DATA SUPPLIED>
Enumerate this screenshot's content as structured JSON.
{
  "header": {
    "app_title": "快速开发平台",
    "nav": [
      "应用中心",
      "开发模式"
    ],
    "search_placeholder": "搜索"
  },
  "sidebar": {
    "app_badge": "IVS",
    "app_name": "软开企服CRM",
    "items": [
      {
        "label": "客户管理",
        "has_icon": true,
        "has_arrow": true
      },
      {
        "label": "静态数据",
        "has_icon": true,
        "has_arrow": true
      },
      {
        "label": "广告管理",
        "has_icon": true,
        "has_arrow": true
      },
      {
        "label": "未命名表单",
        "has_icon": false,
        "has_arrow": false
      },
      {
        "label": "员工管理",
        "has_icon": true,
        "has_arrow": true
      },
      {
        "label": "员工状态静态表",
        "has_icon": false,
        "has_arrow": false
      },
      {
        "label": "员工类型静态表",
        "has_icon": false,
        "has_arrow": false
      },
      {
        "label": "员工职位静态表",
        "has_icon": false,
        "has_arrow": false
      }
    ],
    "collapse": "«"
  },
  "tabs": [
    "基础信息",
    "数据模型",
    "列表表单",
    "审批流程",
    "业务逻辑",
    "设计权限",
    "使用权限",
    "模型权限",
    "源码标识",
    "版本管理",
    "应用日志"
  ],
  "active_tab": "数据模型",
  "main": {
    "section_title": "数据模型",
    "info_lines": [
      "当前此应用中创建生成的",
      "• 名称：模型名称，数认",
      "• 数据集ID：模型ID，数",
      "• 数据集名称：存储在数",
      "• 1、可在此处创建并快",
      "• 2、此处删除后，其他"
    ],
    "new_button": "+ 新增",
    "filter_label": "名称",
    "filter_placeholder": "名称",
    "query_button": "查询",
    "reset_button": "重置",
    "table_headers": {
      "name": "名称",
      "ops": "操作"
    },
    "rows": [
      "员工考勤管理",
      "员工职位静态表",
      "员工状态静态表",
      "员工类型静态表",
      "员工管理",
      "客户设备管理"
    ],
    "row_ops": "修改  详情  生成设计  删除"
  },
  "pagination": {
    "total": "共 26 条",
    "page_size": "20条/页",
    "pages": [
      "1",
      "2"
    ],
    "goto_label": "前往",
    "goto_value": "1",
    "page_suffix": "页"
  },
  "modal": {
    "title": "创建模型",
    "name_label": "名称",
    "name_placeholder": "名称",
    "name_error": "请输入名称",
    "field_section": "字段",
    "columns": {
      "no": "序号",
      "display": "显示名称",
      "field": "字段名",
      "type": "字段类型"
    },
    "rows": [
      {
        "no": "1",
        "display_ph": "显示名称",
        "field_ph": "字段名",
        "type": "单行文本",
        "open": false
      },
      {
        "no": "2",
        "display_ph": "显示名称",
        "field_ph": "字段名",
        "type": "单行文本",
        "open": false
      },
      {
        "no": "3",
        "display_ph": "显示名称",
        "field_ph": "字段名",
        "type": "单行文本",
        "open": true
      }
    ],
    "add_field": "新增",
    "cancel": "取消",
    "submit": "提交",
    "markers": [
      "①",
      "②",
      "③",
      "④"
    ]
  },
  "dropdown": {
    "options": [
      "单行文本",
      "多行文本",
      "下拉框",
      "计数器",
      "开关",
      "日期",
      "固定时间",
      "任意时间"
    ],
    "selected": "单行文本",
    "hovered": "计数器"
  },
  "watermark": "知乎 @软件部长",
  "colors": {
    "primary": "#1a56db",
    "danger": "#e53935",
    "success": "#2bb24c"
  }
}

GIVEN TASK>
Write the material out again word for word.

OUTPUT OF THE EXERCISE>
Enumerate this screenshot's content as structured JSON.
{
  "header": {
    "app_title": "快速开发平台",
    "nav": [
      "应用中心",
      "开发模式"
    ],
    "search_placeholder": "搜索"
  },
  "sidebar": {
    "app_badge": "IVS",
    "app_name": "软开企服CRM",
    "items": [
      {
        "label": "客户管理",
        "has_icon": true,
        "has_arrow": true
      },
      {
        "label": "静态数据",
        "has_icon": true,
        "has_arrow": true
      },
      {
        "label": "广告管理",
        "has_icon": true,
        "has_arrow": true
      },
      {
        "label": "未命名表单",
        "has_icon": false,
        "has_arrow": false
      },
      {
        "label": "员工管理",
        "has_icon": true,
        "has_arrow": true
      },
      {
        "label": "员工状态静态表",
        "has_icon": false,
        "has_arrow": false
      },
      {
        "label": "员工类型静态表",
        "has_icon": false,
        "has_arrow": false
      },
      {
        "label": "员工职位静态表",
        "has_icon": false,
        "has_arrow": false
      }
    ],
    "collapse": "«"
  },
  "tabs": [
    "基础信息",
    "数据模型",
    "列表表单",
    "审批流程",
    "业务逻辑",
    "设计权限",
    "使用权限",
    "模型权限",
    "源码标识",
    "版本管理",
    "应用日志"
  ],
  "active_tab": "数据模型",
  "main": {
    "section_title": "数据模型",
    "info_lines": [
      "当前此应用中创建生成的",
      "• 名称：模型名称，数认",
      "• 数据集ID：模型ID，数",
      "• 数据集名称：存储在数",
      "• 1、可在此处创建并快",
      "• 2、此处删除后，其他"
    ],
    "new_button": "+ 新增",
    "filter_label": "名称",
    "filter_placeholder": "名称",
    "query_button": "查询",
    "reset_button": "重置",
    "table_headers": {
      "name": "名称",
      "ops": "操作"
    },
    "rows": [
      "员工考勤管理",
      "员工职位静态表",
      "员工状态静态表",
      "员工类型静态表",
      "员工管理",
      "客户设备管理"
    ],
    "row_ops": "修改  详情  生成设计  删除"
  },
  "pagination": {
    "total": "共 26 条",
    "page_size": "20条/页",
    "pages": [
      "1",
      "2"
    ],
    "goto_label": "前往",
    "goto_value": "1",
    "page_suffix": "页"
  },
  "modal": {
    "title": "创建模型",
    "name_label": "名称",
    "name_placeholder": "名称",
    "name_error": "请输入名称",
    "field_section": "字段",
    "columns": {
      "no": "序号",
      "display": "显示名称",
      "field": "字段名",
      "type": "字段类型"
    },
    "rows": [
      {
        "no": "1",
        "display_ph": "显示名称",
        "field_ph": "字段名",
        "type": "单行文本",
        "open": false
      },
      {
        "no": "2",
        "display_ph": "显示名称",
        "field_ph": "字段名",
        "type": "单行文本",
        "open": false
      },
      {
        "no": "3",
        "display_ph": "显示名称",
        "field_ph": "字段名",
        "type": "单行文本",
        "open": true
      }
    ],
    "add_field": "新增",
    "cancel": "取消",
    "submit": "提交",
    "markers": [
      "①",
      "②",
      "③",
      "④"
    ]
  },
  "dropdown": {
    "options": [
      "单行文本",
      "多行文本",
      "下拉框",
      "计数器",
      "开关",
      "日期",
      "固定时间",
      "任意时间"
    ],
    "selected": "单行文本",
    "hovered": "计数器"
  },
  "watermark": "知乎 @软件部长",
  "colors": {
    "primary": "#1a56db",
    "danger": "#e53935",
    "success": "#2bb24c"
  }
}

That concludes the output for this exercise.